··· MATERIAL FOR THIS TASK ···

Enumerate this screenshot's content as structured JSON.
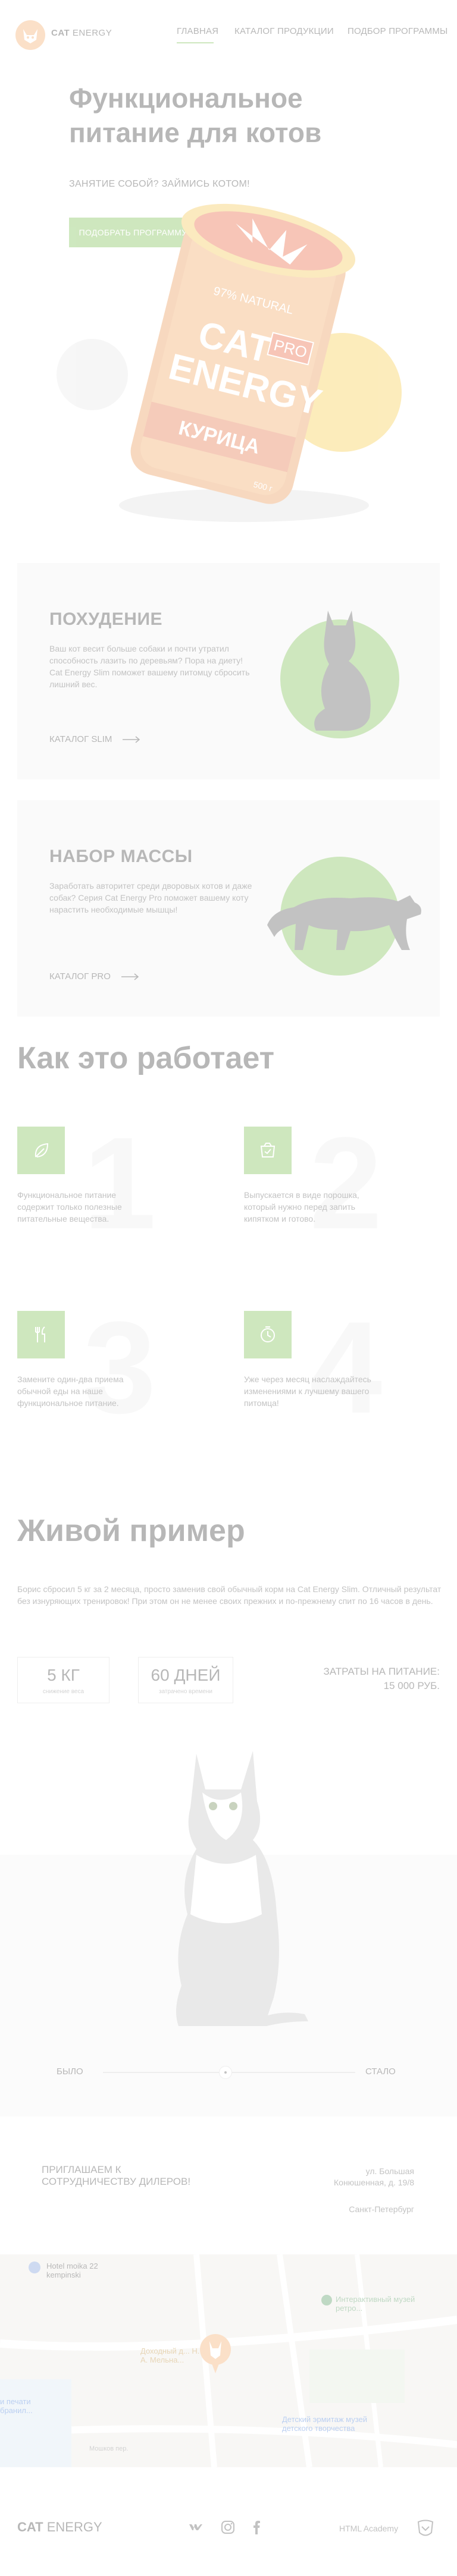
{
  "header": {
    "logo_word1": "CAT",
    "logo_word2": " ENERGY",
    "nav": [
      "ГЛАВНАЯ",
      "КАТАЛОГ ПРОДУКЦИИ",
      "ПОДБОР ПРОГРАММЫ"
    ]
  },
  "hero": {
    "title": "Функциональное питание для котов",
    "subtitle": "ЗАНЯТИЕ СОБОЙ? ЗАЙМИСЬ КОТОМ!",
    "button": "ПОДОБРАТЬ ПРОГРАММУ",
    "package": {
      "brand1": "CAT",
      "brand2": "ENERGY",
      "pro": "PRO",
      "flavor": "КУРИЦА",
      "natural": "97% NATURAL",
      "weight": "500 г"
    }
  },
  "cards": [
    {
      "title": "ПОХУДЕНИЕ",
      "text": "Ваш кот весит больше собаки и почти утратил способность лазить по деревьям? Пора на диету! Cat Energy Slim поможет вашему питомцу сбросить лишний вес.",
      "link": "КАТАЛОГ SLIM"
    },
    {
      "title": "НАБОР МАССЫ",
      "text": "Заработать авторитет среди дворовых котов и даже собак? Серия Cat Energy Pro поможет вашему коту нарастить необходимые мышцы!",
      "link": "КАТАЛОГ PRO"
    }
  ],
  "how": {
    "title": "Как это работает",
    "steps": [
      {
        "num": "1",
        "icon": "leaf-icon",
        "text": "Функциональное питание содержит только полезные питательные вещества."
      },
      {
        "num": "2",
        "icon": "package-icon",
        "text": "Выпускается в виде порошка, который нужно перед запить кипятком и готово."
      },
      {
        "num": "3",
        "icon": "cutlery-icon",
        "text": "Замените один-два приема обычной еды на наше функциональное питание."
      },
      {
        "num": "4",
        "icon": "clock-icon",
        "text": "Уже через месяц наслаждайтесь изменениями к лучшему вашего питомца!"
      }
    ]
  },
  "live": {
    "title": "Живой пример",
    "text": "Борис сбросил 5 кг за 2 месяца, просто заменив свой обычный корм на Cat Energy Slim. Отличный результат без изнуряющих тренировок! При этом он не менее своих прежних и по-прежнему спит по 16 часов в день.",
    "stats": [
      {
        "value": "5 КГ",
        "label": "снижение веса"
      },
      {
        "value": "60 ДНЕЙ",
        "label": "затрачено времени"
      }
    ],
    "cost_label": "ЗАТРАТЫ НА ПИТАНИЕ:",
    "cost_value": "15 000 РУБ.",
    "before": "БЫЛО",
    "after": "СТАЛО"
  },
  "contacts": {
    "dealers": "ПРИГЛАШАЕМ К СОТРУДНИЧЕСТВУ ДИЛЕРОВ!",
    "address1": "ул. Большая",
    "address2": "Конюшенная, д. 19/8",
    "city": "Санкт-Петербург",
    "map_labels": {
      "hotel": "Hotel moika 22 kempinski",
      "museum": "Интерактивный музей ретро...",
      "house": "Доходный д... Н. А. Мельна...",
      "print": "и печати бранил...",
      "ermitage": "Детский эрмитаж музей детского творчества",
      "street": "Мошков пер."
    }
  },
  "footer": {
    "logo1": "CAT",
    "logo2": " ENERGY",
    "socials": [
      "vk-icon",
      "instagram-icon",
      "facebook-icon"
    ],
    "academy": "HTML Academy"
  },
  "colors": {
    "accent": "#68b738",
    "yellow": "#f7c52e",
    "orange": "#f3a057",
    "card": "#f0f0f0"
  }
}
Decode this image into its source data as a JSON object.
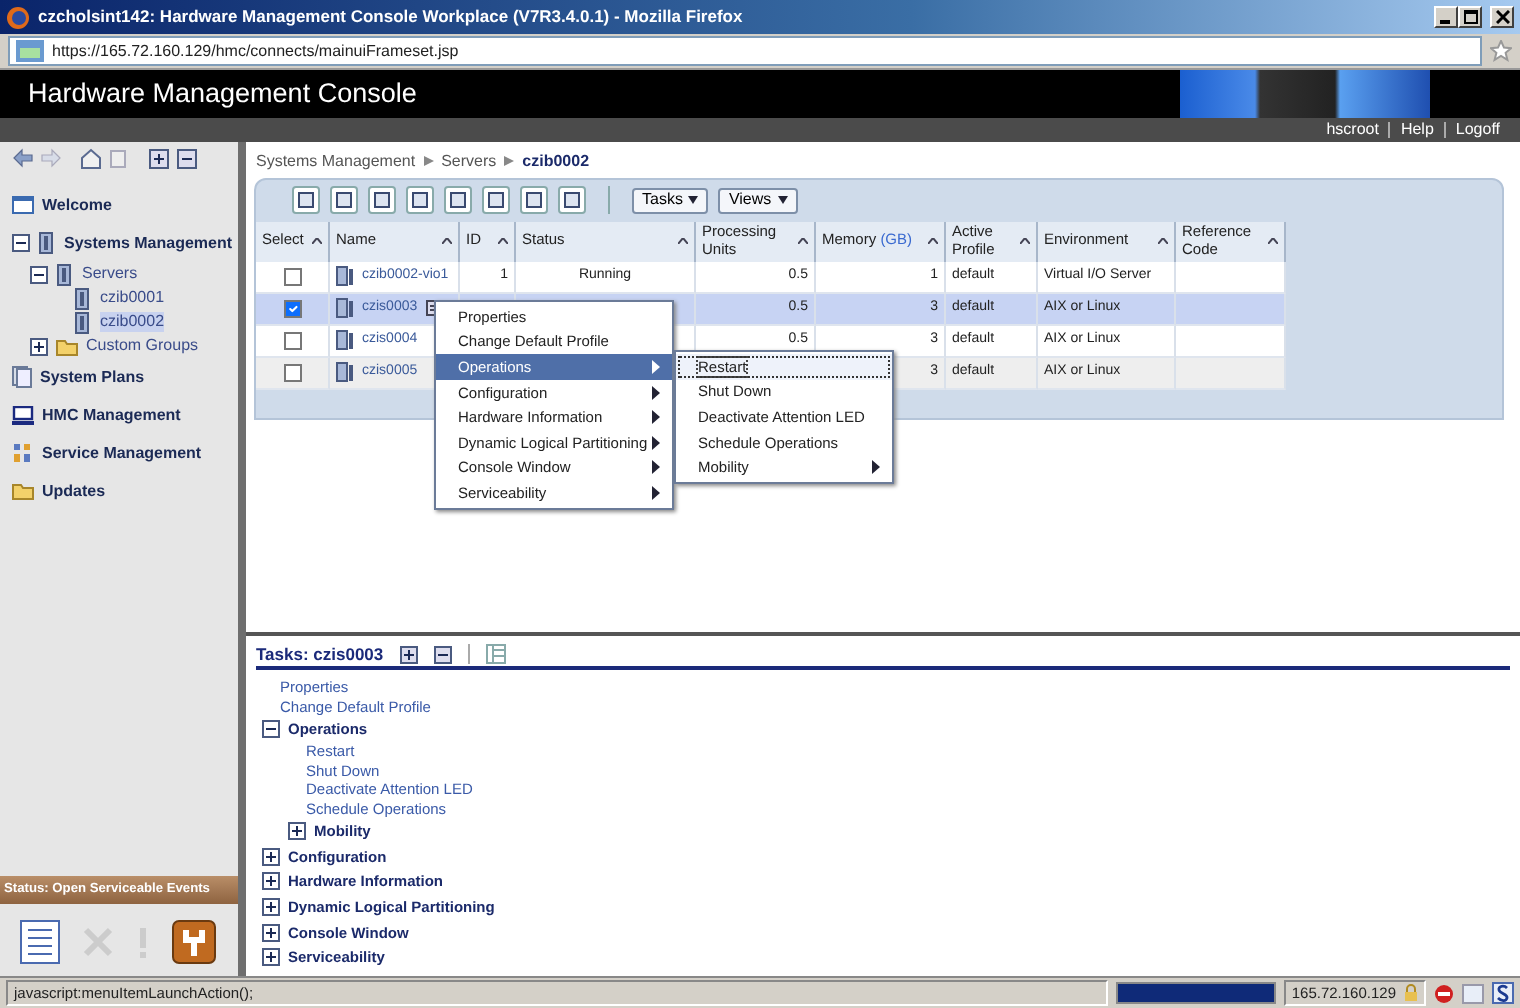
{
  "window": {
    "title": "czcholsint142: Hardware Management Console Workplace (V7R3.4.0.1) - Mozilla Firefox"
  },
  "browser": {
    "url": "https://165.72.160.129/hmc/connects/mainuiFrameset.jsp"
  },
  "header": {
    "title": "Hardware Management Console",
    "user_links": [
      "hscroot",
      "Help",
      "Logoff"
    ]
  },
  "nav": {
    "items": [
      {
        "label": "Welcome"
      },
      {
        "label": "Systems Management",
        "expanded": true,
        "children": [
          {
            "label": "Servers",
            "expanded": true,
            "children": [
              {
                "label": "czib0001",
                "selected": false
              },
              {
                "label": "czib0002",
                "selected": true
              }
            ]
          },
          {
            "label": "Custom Groups",
            "expanded": false
          }
        ]
      },
      {
        "label": "System Plans"
      },
      {
        "label": "HMC Management"
      },
      {
        "label": "Service Management"
      },
      {
        "label": "Updates"
      }
    ]
  },
  "status_panel": {
    "label": "Status: Open Serviceable Events"
  },
  "breadcrumb": [
    "Systems Management",
    "Servers",
    "czib0002"
  ],
  "table": {
    "menus": [
      "Tasks",
      "Views"
    ],
    "columns": [
      {
        "label": "Select"
      },
      {
        "label": "Name"
      },
      {
        "label": "ID"
      },
      {
        "label": "Status"
      },
      {
        "label": "Processing Units"
      },
      {
        "label": "Memory",
        "unit": "(GB)"
      },
      {
        "label": "Active Profile"
      },
      {
        "label": "Environment"
      },
      {
        "label": "Reference Code"
      }
    ],
    "rows": [
      {
        "selected": false,
        "highlighted": false,
        "name": "czib0002-vio1",
        "id": "1",
        "status": "Running",
        "processing_units": "0.5",
        "memory": "1",
        "profile": "default",
        "environment": "Virtual I/O Server"
      },
      {
        "selected": true,
        "highlighted": false,
        "name": "czis0003",
        "id": null,
        "status": null,
        "processing_units": "0.5",
        "memory": "3",
        "profile": "default",
        "environment": "AIX or Linux"
      },
      {
        "selected": false,
        "highlighted": false,
        "name": "czis0004",
        "id": null,
        "status": null,
        "processing_units": "0.5",
        "memory": "3",
        "profile": "default",
        "environment": "AIX or Linux"
      },
      {
        "selected": false,
        "highlighted": true,
        "name": "czis0005",
        "id": null,
        "status": null,
        "processing_units": null,
        "memory": "3",
        "profile": "default",
        "environment": "AIX or Linux"
      }
    ]
  },
  "context_menu": {
    "items": [
      {
        "label": "Properties",
        "submenu": false,
        "selected": false
      },
      {
        "label": "Change Default Profile",
        "submenu": false,
        "selected": false
      },
      {
        "label": "Operations",
        "submenu": true,
        "selected": true
      },
      {
        "label": "Configuration",
        "submenu": true,
        "selected": false
      },
      {
        "label": "Hardware Information",
        "submenu": true,
        "selected": false
      },
      {
        "label": "Dynamic Logical Partitioning",
        "submenu": true,
        "selected": false
      },
      {
        "label": "Console Window",
        "submenu": true,
        "selected": false
      },
      {
        "label": "Serviceability",
        "submenu": true,
        "selected": false
      }
    ],
    "submenu": [
      {
        "label": "Restart",
        "submenu": false,
        "selected": true
      },
      {
        "label": "Shut Down",
        "submenu": false,
        "selected": false
      },
      {
        "label": "Deactivate Attention LED",
        "submenu": false,
        "selected": false
      },
      {
        "label": "Schedule Operations",
        "submenu": false,
        "selected": false
      },
      {
        "label": "Mobility",
        "submenu": true,
        "selected": false
      }
    ]
  },
  "tasks": {
    "title": "Tasks: czis0003",
    "items": [
      {
        "label": "Properties",
        "kind": "link"
      },
      {
        "label": "Change Default Profile",
        "kind": "link"
      },
      {
        "label": "Operations",
        "kind": "group",
        "expanded": true,
        "children": [
          {
            "label": "Restart",
            "kind": "link"
          },
          {
            "label": "Shut Down",
            "kind": "link"
          },
          {
            "label": "Deactivate Attention LED",
            "kind": "link"
          },
          {
            "label": "Schedule Operations",
            "kind": "link"
          },
          {
            "label": "Mobility",
            "kind": "group",
            "expanded": false
          }
        ]
      },
      {
        "label": "Configuration",
        "kind": "group",
        "expanded": false
      },
      {
        "label": "Hardware Information",
        "kind": "group",
        "expanded": false
      },
      {
        "label": "Dynamic Logical Partitioning",
        "kind": "group",
        "expanded": false
      },
      {
        "label": "Console Window",
        "kind": "group",
        "expanded": false
      },
      {
        "label": "Serviceability",
        "kind": "group",
        "expanded": false
      }
    ]
  },
  "status_bar": {
    "text": "javascript:menuItemLaunchAction();",
    "level": 1,
    "host": "165.72.160.129"
  }
}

···

→ **DO THIS**
Whichever lines contain the string "Deactivate", select and copy them.

→ **RESULT OF THE EXERCISE**
        "label": "Deactivate Attention LED",
            "label": "Deactivate Attention LED",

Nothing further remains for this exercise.